§ Aufgabe: Formatieren Sie sämtliche Zeilen der folgenden Auflistung als Markdown-Tabelle mit den Spalten „Nr.“ für die Zeilennummer und „Inhalt“ für die jeweilige Zeile. Leerzeilen werden dabei ausgelassen.

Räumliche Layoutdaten
□ □ □ □ □ □ □

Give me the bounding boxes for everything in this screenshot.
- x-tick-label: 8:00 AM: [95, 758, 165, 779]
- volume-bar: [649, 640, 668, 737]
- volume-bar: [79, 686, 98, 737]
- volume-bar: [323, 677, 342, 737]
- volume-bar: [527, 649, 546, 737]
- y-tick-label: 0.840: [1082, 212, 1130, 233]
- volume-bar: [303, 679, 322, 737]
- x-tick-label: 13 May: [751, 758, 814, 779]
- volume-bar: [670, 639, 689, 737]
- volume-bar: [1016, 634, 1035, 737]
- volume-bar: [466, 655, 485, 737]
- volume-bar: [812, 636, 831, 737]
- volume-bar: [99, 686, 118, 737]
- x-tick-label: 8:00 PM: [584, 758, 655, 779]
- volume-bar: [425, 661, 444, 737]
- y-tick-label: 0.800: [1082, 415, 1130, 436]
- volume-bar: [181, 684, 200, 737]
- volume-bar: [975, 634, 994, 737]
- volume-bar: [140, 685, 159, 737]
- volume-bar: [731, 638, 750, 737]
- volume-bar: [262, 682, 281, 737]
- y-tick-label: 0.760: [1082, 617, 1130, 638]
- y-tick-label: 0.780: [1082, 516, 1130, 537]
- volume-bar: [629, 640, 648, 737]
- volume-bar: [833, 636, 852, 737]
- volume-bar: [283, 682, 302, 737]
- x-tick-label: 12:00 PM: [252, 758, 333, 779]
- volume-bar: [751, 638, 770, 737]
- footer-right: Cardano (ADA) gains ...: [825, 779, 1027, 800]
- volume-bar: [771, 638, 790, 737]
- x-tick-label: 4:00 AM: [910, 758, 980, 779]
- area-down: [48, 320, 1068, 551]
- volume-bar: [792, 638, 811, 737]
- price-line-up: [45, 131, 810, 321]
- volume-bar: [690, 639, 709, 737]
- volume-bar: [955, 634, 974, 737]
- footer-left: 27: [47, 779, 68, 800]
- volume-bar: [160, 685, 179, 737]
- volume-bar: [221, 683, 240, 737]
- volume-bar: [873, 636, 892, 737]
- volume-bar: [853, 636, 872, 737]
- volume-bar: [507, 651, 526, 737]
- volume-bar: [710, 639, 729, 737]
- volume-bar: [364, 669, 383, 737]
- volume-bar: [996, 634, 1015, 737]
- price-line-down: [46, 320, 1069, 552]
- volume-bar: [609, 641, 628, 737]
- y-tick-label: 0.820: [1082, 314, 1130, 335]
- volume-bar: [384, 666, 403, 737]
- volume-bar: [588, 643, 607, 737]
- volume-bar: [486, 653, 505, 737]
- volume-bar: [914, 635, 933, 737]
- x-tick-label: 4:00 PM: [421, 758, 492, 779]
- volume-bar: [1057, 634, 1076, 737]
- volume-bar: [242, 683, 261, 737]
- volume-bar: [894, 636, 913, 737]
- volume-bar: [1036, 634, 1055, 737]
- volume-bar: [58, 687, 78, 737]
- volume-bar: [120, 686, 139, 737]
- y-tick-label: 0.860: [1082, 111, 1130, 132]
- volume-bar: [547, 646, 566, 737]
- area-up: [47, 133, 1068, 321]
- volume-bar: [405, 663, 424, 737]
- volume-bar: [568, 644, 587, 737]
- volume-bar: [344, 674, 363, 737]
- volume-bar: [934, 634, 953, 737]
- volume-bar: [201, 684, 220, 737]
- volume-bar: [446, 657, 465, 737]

□ □ □ □ □ □ □

§ Lösung der Aufgabe:
| Nr. | Inhalt |
|---|---|
| 1 | Give me the bounding boxes for everything in this screenshot. |
| 2 | - x-tick-label: 8:00 AM: [95, 758, 165, 779] |
| 3 | - volume-bar: [649, 640, 668, 737] |
| 4 | - volume-bar: [79, 686, 98, 737] |
| 5 | - volume-bar: [323, 677, 342, 737] |
| 6 | - volume-bar: [527, 649, 546, 737] |
| 7 | - y-tick-label: 0.840: [1082, 212, 1130, 233] |
| 8 | - volume-bar: [303, 679, 322, 737] |
| 9 | - x-tick-label: 13 May: [751, 758, 814, 779] |
| 10 | - volume-bar: [670, 639, 689, 737] |
| 11 | - volume-bar: [1016, 634, 1035, 737] |
| 12 | - volume-bar: [466, 655, 485, 737] |
| 13 | - volume-bar: [812, 636, 831, 737] |
| 14 | - volume-bar: [99, 686, 118, 737] |
| 15 | - x-tick-label: 8:00 PM: [584, 758, 655, 779] |
| 16 | - volume-bar: [425, 661, 444, 737] |
| 17 | - y-tick-label: 0.800: [1082, 415, 1130, 436] |
| 18 | - volume-bar: [181, 684, 200, 737] |
| 19 | - volume-bar: [975, 634, 994, 737] |
| 20 | - volume-bar: [140, 685, 159, 737] |
| 21 | - volume-bar: [731, 638, 750, 737] |
| 22 | - volume-bar: [262, 682, 281, 737] |
| 23 | - y-tick-label: 0.760: [1082, 617, 1130, 638] |
| 24 | - y-tick-label: 0.780: [1082, 516, 1130, 537] |
| 25 | - volume-bar: [629, 640, 648, 737] |
| 26 | - volume-bar: [833, 636, 852, 737] |
| 27 | - volume-bar: [283, 682, 302, 737] |
| 28 | - x-tick-label: 12:00 PM: [252, 758, 333, 779] |
| 29 | - volume-bar: [751, 638, 770, 737] |
| 30 | - footer-right: Cardano (ADA) gains ...: [825, 779, 1027, 800] |
| 31 | - volume-bar: [771, 638, 790, 737] |
| 32 | - x-tick-label: 4:00 AM: [910, 758, 980, 779] |
| 33 | - area-down: [48, 320, 1068, 551] |
| 34 | - volume-bar: [792, 638, 811, 737] |
| 35 | - price-line-up: [45, 131, 810, 321] |
| 36 | - volume-bar: [690, 639, 709, 737] |
| 37 | - volume-bar: [955, 634, 974, 737] |
| 38 | - footer-left: 27: [47, 779, 68, 800] |
| 39 | - volume-bar: [160, 685, 179, 737] |
| 40 | - volume-bar: [221, 683, 240, 737] |
| 41 | - volume-bar: [873, 636, 892, 737] |
| 42 | - volume-bar: [853, 636, 872, 737] |
| 43 | - volume-bar: [507, 651, 526, 737] |
| 44 | - volume-bar: [710, 639, 729, 737] |
| 45 | - volume-bar: [364, 669, 383, 737] |
| 46 | - volume-bar: [996, 634, 1015, 737] |
| 47 | - price-line-down: [46, 320, 1069, 552] |
| 48 | - volume-bar: [609, 641, 628, 737] |
| 49 | - y-tick-label: 0.820: [1082, 314, 1130, 335] |
| 50 | - volume-bar: [384, 666, 403, 737] |
| 51 | - volume-bar: [588, 643, 607, 737] |
| 52 | - volume-bar: [486, 653, 505, 737] |
| 53 | - volume-bar: [914, 635, 933, 737] |
| 54 | - x-tick-label: 4:00 PM: [421, 758, 492, 779] |
| 55 | - volume-bar: [1057, 634, 1076, 737] |
| 56 | - volume-bar: [242, 683, 261, 737] |
| 57 | - volume-bar: [894, 636, 913, 737] |
| 58 | - volume-bar: [1036, 634, 1055, 737] |
| 59 | - volume-bar: [58, 687, 78, 737] |
| 60 | - volume-bar: [120, 686, 139, 737] |
| 61 | - y-tick-label: 0.860: [1082, 111, 1130, 132] |
| 62 | - volume-bar: [547, 646, 566, 737] |
| 63 | - area-up: [47, 133, 1068, 321] |
| 64 | - volume-bar: [405, 663, 424, 737] |
| 65 | - volume-bar: [568, 644, 587, 737] |
| 66 | - volume-bar: [344, 674, 363, 737] |
| 67 | - volume-bar: [934, 634, 953, 737] |
| 68 | - volume-bar: [201, 684, 220, 737] |
| 69 | - volume-bar: [446, 657, 465, 737] |